__Objective__.
Reproduce the rows from the first line through the line containing "x-tick-label: 200 (552, 826, 607, 863)", renaming "plot-frame" to "plot-border" and leaving everything else unchanged. Output only those lines.
════════════════════
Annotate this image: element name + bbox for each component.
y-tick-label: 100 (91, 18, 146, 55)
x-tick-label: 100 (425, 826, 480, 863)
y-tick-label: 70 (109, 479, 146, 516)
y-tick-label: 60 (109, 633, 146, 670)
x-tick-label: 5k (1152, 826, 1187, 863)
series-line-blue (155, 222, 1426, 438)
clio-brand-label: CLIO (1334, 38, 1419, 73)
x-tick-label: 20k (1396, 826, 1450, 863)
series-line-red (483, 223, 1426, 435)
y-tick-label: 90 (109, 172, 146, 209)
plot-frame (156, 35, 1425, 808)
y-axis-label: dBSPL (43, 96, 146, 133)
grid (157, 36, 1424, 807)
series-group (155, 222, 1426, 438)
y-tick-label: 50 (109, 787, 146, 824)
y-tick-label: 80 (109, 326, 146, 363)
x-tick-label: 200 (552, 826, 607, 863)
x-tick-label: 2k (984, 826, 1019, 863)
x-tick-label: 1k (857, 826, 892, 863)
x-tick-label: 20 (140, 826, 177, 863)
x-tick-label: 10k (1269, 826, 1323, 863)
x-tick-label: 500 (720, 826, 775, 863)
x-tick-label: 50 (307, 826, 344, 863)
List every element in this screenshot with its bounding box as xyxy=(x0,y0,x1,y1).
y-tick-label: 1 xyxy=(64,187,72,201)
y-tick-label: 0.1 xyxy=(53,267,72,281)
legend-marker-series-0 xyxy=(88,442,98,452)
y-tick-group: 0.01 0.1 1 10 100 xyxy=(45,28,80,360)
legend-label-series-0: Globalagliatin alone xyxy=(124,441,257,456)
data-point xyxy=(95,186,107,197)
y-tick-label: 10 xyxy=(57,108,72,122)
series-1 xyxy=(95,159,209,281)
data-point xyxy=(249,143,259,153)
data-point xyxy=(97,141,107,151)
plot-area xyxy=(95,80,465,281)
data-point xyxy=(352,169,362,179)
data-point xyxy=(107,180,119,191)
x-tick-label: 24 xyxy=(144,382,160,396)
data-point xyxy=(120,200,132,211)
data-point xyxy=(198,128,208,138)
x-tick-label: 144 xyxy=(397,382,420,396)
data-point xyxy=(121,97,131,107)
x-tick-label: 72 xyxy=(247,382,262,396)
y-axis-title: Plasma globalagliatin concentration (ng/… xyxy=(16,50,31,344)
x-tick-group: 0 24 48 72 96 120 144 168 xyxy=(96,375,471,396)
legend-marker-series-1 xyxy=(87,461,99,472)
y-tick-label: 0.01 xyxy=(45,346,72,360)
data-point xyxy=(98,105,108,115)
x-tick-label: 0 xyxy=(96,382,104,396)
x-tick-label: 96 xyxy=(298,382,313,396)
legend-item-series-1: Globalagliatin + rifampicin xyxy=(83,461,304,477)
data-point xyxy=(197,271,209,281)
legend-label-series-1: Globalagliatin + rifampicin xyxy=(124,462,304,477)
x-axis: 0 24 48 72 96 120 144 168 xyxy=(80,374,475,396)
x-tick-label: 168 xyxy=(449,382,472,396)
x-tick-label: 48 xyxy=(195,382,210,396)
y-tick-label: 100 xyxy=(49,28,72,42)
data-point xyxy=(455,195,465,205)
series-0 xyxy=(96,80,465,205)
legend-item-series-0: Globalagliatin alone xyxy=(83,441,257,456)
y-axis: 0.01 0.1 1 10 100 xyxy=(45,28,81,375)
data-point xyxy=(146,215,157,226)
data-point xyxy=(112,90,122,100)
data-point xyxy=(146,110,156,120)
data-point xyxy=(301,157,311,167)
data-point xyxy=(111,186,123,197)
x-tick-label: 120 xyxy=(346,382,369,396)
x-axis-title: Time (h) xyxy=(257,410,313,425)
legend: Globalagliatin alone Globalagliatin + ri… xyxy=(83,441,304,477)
════════════════════
__Task response__.
Annotate this image: element name + bbox for each component.
y-tick-label: 100 (91, 18, 146, 55)
x-tick-label: 100 (425, 826, 480, 863)
y-tick-label: 70 (109, 479, 146, 516)
y-tick-label: 60 (109, 633, 146, 670)
x-tick-label: 5k (1152, 826, 1187, 863)
series-line-blue (155, 222, 1426, 438)
clio-brand-label: CLIO (1334, 38, 1419, 73)
x-tick-label: 20k (1396, 826, 1450, 863)
series-line-red (483, 223, 1426, 435)
y-tick-label: 90 (109, 172, 146, 209)
plot-border (156, 35, 1425, 808)
y-axis-label: dBSPL (43, 96, 146, 133)
grid (157, 36, 1424, 807)
series-group (155, 222, 1426, 438)
y-tick-label: 50 (109, 787, 146, 824)
y-tick-label: 80 (109, 326, 146, 363)
x-tick-label: 200 (552, 826, 607, 863)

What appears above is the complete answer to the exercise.